Transcribe every entry word for word, leaving out all images.
## Begin SUPPLIED INFORMATION
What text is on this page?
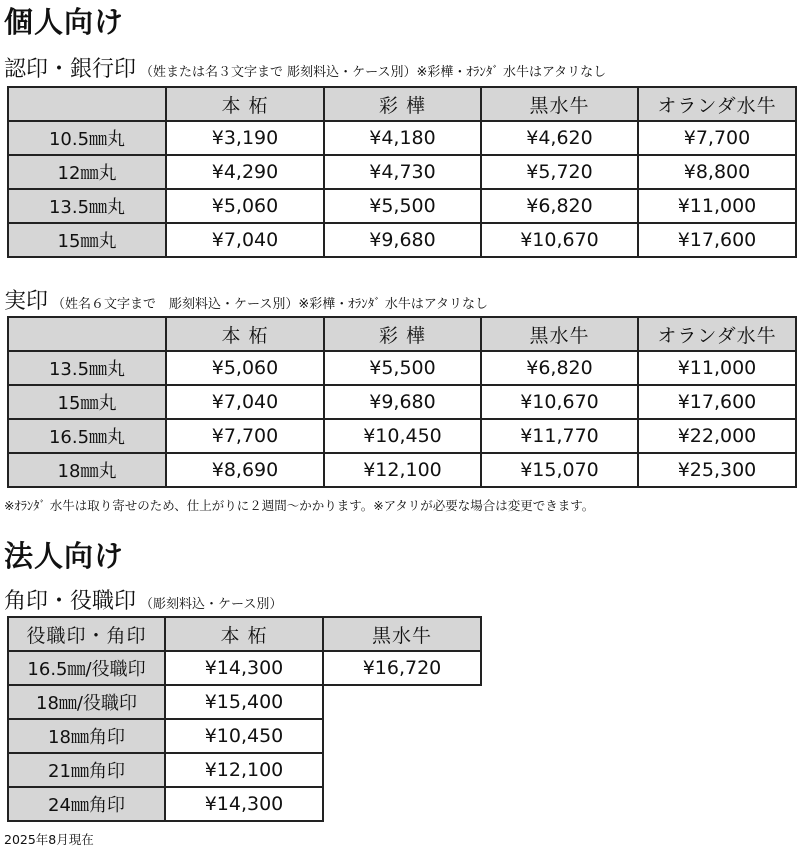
個人向け
認印・銀行印 （姓または名３文字まで 彫刻料込・ケース別）※彩樺・ｵﾗﾝﾀﾞ 水牛はアタリなし
	本 柘	彩 樺	黒水牛	オランダ水牛
10.5㎜丸	¥3,190	¥4,180	¥4,620	¥7,700
12㎜丸	¥4,290	¥4,730	¥5,720	¥8,800
13.5㎜丸	¥5,060	¥5,500	¥6,820	¥11,000
15㎜丸	¥7,040	¥9,680	¥10,670	¥17,600
実印 （姓名６文字まで　彫刻料込・ケース別）※彩樺・ｵﾗﾝﾀﾞ 水牛はアタリなし
	本 柘	彩 樺	黒水牛	オランダ水牛
13.5㎜丸	¥5,060	¥5,500	¥6,820	¥11,000
15㎜丸	¥7,040	¥9,680	¥10,670	¥17,600
16.5㎜丸	¥7,700	¥10,450	¥11,770	¥22,000
18㎜丸	¥8,690	¥12,100	¥15,070	¥25,300
※ｵﾗﾝﾀﾞ 水牛は取り寄せのため、仕上がりに２週間～かかります。※アタリが必要な場合は変更できます。
法人向け
角印・役職印 （彫刻料込・ケース別）
役職印・角印	本 柘	黒水牛
16.5㎜/役職印	¥14,300	¥16,720
18㎜/役職印	¥15,400	
18㎜角印	¥10,450	
21㎜角印	¥12,100	
24㎜角印	¥14,300	
2025年8月現在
## End SUPPLIED INFORMATION
** OUTPUT FOR THIS TASK **
What text is on this page?
個人向け
認印・銀行印 （姓または名３文字まで 彫刻料込・ケース別）※彩樺・ｵﾗﾝﾀﾞ 水牛はアタリなし
	本 柘	彩 樺	黒水牛	オランダ水牛
10.5㎜丸	¥3,190	¥4,180	¥4,620	¥7,700
12㎜丸	¥4,290	¥4,730	¥5,720	¥8,800
13.5㎜丸	¥5,060	¥5,500	¥6,820	¥11,000
15㎜丸	¥7,040	¥9,680	¥10,670	¥17,600
実印 （姓名６文字まで　彫刻料込・ケース別）※彩樺・ｵﾗﾝﾀﾞ 水牛はアタリなし
	本 柘	彩 樺	黒水牛	オランダ水牛
13.5㎜丸	¥5,060	¥5,500	¥6,820	¥11,000
15㎜丸	¥7,040	¥9,680	¥10,670	¥17,600
16.5㎜丸	¥7,700	¥10,450	¥11,770	¥22,000
18㎜丸	¥8,690	¥12,100	¥15,070	¥25,300
※ｵﾗﾝﾀﾞ 水牛は取り寄せのため、仕上がりに２週間～かかります。※アタリが必要な場合は変更できます。
法人向け
角印・役職印 （彫刻料込・ケース別）
役職印・角印	本 柘	黒水牛
16.5㎜/役職印	¥14,300	¥16,720
18㎜/役職印	¥15,400	
18㎜角印	¥10,450	
21㎜角印	¥12,100	
24㎜角印	¥14,300	
2025年8月現在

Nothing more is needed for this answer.